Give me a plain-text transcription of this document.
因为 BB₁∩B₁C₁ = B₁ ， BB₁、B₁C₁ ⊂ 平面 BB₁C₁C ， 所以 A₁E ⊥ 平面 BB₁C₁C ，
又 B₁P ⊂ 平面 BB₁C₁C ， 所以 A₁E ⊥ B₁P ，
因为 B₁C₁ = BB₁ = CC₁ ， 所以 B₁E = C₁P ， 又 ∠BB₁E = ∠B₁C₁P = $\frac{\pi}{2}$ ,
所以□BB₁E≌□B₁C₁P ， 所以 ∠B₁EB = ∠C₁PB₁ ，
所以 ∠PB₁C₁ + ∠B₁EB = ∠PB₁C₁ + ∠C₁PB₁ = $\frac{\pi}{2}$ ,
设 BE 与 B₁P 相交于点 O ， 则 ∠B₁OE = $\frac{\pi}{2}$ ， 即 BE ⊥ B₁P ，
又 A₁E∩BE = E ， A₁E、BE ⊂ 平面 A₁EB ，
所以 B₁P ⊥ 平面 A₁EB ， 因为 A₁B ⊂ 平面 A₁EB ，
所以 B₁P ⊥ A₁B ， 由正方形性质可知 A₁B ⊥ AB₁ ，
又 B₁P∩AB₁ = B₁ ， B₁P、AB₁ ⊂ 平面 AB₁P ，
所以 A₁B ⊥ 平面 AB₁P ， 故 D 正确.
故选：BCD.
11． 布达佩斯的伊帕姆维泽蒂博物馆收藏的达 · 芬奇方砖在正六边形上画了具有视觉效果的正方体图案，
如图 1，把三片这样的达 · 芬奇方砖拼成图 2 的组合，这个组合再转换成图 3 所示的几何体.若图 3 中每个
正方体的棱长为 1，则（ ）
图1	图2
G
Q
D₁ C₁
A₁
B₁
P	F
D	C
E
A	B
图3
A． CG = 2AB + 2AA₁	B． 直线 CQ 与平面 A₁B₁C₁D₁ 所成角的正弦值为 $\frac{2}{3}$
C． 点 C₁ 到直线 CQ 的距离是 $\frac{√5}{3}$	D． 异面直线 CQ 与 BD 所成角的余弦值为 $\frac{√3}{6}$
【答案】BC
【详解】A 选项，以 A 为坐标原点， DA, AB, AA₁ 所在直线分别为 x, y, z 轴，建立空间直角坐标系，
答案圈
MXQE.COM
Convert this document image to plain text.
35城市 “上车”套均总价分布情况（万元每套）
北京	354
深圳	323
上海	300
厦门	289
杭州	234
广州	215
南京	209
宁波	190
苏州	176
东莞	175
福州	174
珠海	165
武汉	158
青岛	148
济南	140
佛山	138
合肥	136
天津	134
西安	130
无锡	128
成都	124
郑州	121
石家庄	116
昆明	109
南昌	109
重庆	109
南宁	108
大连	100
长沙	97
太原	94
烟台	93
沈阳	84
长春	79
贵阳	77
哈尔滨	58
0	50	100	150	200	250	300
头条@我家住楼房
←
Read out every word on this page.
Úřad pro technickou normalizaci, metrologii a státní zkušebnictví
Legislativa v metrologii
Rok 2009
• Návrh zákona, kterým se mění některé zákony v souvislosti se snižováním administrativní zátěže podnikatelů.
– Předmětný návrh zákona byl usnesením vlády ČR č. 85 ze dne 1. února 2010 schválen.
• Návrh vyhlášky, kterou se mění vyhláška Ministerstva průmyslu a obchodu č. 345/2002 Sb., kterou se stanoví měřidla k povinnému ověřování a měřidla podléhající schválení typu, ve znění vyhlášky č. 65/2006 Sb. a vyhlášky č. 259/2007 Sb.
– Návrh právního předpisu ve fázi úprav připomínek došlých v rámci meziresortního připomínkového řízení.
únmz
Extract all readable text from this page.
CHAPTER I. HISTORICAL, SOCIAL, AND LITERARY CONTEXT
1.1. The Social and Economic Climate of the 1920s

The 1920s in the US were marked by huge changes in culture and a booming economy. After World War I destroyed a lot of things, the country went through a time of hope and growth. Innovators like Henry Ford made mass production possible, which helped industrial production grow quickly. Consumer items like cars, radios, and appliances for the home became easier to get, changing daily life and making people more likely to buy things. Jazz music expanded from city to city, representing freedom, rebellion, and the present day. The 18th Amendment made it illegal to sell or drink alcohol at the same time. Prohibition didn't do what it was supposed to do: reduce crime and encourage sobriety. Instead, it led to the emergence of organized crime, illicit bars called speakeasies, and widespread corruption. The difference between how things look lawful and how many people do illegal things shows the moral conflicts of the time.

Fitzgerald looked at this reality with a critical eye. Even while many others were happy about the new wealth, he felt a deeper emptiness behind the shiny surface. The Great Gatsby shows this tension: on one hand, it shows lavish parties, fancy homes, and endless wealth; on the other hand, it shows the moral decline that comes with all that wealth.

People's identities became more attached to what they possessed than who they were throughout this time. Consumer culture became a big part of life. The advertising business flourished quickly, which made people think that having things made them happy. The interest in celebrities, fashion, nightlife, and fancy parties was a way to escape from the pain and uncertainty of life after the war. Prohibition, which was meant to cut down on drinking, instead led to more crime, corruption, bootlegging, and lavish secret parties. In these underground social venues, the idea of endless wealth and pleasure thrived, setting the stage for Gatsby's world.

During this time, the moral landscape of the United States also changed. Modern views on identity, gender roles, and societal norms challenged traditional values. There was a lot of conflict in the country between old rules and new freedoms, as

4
# # # # #
* _What you have to do_
Give the number of lines in the entries that include the string "AB₁P", and nothing more.

* _Response to this exercise_
2